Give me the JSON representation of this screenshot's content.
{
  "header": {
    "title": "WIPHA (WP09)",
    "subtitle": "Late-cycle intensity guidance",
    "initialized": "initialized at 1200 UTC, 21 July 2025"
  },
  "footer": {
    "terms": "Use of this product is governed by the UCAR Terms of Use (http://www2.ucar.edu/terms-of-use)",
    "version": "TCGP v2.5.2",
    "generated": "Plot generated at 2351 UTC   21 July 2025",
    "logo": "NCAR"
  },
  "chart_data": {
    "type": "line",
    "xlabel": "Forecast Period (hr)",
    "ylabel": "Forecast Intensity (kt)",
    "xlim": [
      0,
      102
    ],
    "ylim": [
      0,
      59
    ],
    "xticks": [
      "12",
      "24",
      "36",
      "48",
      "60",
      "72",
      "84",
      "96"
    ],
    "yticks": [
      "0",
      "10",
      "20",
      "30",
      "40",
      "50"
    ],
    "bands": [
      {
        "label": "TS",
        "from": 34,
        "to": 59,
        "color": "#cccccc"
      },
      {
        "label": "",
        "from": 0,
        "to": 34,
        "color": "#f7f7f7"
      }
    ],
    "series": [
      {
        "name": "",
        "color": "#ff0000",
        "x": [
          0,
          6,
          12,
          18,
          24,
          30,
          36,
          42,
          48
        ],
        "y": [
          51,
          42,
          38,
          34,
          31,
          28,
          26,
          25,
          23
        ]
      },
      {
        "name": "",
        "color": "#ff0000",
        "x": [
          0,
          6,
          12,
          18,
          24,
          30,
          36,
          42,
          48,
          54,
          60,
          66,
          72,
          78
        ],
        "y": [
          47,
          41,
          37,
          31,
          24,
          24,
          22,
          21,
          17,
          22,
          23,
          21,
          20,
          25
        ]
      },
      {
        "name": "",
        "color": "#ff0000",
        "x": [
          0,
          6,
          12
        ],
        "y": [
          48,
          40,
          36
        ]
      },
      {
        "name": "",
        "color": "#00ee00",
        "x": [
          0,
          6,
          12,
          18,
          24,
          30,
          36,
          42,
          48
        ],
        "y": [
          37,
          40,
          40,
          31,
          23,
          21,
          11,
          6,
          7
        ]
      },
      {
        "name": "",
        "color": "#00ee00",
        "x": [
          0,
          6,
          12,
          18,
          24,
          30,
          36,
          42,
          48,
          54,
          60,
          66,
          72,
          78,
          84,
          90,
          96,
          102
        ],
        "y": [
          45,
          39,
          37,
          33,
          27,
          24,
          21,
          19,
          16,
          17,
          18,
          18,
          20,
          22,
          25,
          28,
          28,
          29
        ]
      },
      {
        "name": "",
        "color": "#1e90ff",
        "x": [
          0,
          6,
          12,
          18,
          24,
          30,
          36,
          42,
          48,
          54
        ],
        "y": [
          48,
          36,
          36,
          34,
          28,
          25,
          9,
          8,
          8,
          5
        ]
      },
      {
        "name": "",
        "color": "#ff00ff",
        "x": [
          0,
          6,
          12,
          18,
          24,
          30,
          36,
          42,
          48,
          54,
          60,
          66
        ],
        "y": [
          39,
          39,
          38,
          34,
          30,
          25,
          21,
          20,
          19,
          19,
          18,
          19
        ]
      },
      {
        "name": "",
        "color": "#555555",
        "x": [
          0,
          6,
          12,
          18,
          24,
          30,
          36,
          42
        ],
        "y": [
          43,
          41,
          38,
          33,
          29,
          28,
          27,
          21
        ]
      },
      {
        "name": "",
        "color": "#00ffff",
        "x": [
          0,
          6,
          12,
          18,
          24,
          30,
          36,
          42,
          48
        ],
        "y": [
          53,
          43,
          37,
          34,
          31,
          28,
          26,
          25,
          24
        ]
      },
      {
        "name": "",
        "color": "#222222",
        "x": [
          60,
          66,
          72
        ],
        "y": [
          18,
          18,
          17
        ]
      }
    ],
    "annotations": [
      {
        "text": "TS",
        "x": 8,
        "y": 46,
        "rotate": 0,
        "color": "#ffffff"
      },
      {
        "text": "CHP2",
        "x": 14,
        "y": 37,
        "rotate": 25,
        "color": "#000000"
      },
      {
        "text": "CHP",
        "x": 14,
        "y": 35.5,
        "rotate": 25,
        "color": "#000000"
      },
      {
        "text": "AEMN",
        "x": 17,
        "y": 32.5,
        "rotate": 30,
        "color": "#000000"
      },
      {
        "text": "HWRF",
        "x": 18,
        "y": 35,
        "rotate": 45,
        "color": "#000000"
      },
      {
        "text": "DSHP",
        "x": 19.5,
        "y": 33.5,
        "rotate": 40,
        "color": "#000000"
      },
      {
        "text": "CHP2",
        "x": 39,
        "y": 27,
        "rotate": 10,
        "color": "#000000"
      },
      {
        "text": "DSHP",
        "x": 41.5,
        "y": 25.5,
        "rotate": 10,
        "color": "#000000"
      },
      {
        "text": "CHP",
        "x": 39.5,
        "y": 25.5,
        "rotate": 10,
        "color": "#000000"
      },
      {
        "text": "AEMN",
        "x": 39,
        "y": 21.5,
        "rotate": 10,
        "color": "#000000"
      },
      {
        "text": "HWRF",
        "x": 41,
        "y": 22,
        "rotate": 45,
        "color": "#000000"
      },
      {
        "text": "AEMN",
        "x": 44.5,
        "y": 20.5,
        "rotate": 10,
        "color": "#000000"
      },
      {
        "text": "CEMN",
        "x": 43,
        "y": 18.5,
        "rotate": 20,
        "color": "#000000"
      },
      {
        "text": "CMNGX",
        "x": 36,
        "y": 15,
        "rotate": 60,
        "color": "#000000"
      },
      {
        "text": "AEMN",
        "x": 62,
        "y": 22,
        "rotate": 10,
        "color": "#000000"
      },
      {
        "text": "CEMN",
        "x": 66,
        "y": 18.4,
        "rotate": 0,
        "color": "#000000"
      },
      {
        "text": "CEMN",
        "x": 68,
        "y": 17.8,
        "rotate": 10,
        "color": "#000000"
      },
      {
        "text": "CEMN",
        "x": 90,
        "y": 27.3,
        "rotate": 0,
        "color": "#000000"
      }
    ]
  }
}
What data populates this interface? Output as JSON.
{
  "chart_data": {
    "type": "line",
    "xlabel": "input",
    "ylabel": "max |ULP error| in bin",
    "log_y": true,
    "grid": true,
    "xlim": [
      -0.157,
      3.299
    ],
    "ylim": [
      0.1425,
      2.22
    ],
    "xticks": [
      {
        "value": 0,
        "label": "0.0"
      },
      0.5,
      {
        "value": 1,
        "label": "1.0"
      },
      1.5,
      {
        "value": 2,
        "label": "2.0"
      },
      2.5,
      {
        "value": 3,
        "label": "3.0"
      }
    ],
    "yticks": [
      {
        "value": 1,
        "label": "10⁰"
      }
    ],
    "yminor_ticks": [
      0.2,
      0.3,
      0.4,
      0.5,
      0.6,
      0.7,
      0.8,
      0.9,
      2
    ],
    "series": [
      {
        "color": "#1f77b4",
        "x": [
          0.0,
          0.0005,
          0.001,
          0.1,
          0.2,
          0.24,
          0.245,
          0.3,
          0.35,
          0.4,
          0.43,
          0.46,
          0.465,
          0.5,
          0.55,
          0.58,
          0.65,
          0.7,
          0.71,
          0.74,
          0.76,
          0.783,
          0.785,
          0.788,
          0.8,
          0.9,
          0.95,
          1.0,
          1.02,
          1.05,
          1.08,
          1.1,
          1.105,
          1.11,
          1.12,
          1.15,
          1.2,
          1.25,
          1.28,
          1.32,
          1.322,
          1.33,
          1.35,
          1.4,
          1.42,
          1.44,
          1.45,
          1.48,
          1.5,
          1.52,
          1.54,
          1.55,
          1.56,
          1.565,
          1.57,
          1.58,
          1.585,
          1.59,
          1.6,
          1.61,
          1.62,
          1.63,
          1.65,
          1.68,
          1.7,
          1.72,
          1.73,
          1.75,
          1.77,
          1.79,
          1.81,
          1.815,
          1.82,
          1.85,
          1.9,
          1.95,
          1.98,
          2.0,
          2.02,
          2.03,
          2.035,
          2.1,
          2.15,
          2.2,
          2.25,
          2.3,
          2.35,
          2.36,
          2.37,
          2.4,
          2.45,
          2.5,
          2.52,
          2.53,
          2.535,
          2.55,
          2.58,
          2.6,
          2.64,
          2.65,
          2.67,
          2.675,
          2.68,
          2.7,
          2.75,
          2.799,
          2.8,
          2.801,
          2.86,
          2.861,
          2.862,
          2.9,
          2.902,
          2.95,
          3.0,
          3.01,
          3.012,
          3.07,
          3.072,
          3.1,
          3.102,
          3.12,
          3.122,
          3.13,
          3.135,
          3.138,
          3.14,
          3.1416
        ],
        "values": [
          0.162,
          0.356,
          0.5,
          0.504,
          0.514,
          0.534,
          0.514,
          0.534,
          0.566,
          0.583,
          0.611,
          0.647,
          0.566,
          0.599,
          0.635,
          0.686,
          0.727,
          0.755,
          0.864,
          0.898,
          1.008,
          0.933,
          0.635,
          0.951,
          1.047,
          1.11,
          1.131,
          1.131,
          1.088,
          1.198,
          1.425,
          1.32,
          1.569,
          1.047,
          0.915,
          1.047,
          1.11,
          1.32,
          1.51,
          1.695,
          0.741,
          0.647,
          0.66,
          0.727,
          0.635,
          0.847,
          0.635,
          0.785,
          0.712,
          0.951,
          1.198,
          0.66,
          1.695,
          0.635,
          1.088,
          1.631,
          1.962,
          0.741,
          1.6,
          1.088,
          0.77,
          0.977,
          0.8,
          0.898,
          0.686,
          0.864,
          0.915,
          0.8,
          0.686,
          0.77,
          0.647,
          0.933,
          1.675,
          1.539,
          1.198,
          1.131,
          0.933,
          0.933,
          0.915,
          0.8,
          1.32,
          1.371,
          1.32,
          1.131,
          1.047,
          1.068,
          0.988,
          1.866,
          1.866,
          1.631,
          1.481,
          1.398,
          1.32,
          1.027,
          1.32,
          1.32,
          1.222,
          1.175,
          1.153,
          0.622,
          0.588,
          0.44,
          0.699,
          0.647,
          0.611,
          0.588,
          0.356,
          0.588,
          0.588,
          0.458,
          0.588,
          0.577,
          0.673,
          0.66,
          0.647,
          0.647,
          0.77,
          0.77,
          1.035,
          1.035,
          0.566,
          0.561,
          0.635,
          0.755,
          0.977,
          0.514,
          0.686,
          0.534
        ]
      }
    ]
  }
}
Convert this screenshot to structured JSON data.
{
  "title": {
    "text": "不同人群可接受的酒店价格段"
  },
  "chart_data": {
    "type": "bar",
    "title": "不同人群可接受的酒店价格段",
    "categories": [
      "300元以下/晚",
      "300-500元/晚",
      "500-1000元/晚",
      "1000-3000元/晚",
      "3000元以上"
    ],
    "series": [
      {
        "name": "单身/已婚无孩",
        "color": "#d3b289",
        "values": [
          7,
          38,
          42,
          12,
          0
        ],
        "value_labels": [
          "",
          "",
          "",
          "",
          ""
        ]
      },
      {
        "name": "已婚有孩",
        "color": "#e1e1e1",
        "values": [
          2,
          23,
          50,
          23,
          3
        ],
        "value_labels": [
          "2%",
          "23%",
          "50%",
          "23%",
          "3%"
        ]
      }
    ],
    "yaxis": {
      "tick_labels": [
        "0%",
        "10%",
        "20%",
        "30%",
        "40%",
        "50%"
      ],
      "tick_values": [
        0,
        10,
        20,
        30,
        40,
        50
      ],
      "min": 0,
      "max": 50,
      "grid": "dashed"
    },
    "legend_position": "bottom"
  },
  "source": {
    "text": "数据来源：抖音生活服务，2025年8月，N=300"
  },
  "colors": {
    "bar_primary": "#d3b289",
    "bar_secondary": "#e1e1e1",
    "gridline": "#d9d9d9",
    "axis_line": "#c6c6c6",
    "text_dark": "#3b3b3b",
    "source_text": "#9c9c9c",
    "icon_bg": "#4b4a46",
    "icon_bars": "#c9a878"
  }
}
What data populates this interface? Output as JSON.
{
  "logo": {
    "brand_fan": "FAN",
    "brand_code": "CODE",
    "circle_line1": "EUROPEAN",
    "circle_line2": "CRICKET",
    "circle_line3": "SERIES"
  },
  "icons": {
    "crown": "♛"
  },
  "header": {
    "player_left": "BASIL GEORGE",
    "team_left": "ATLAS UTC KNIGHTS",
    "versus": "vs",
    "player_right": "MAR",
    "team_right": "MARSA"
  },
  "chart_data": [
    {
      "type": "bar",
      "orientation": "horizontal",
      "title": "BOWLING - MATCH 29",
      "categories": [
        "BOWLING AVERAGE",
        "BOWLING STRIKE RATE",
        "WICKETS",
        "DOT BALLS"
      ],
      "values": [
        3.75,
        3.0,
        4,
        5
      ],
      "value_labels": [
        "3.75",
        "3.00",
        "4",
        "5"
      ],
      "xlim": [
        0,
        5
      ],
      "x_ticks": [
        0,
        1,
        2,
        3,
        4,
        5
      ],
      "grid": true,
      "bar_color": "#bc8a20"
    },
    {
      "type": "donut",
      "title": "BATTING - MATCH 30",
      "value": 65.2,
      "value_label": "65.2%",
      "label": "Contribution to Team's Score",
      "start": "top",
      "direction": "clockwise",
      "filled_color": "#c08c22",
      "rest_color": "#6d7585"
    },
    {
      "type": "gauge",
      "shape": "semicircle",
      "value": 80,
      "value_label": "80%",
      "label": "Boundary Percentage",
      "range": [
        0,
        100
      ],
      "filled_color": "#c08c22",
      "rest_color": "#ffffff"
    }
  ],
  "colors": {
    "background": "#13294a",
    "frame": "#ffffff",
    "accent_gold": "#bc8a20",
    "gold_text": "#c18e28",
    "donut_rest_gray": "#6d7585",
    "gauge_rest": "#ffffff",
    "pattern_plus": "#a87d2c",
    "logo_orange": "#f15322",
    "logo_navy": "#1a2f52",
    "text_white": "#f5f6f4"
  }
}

********************

### [Written exercise]
Count the lines in the records above that contain the word "Forecast", and give only the number.

### [Task output]
2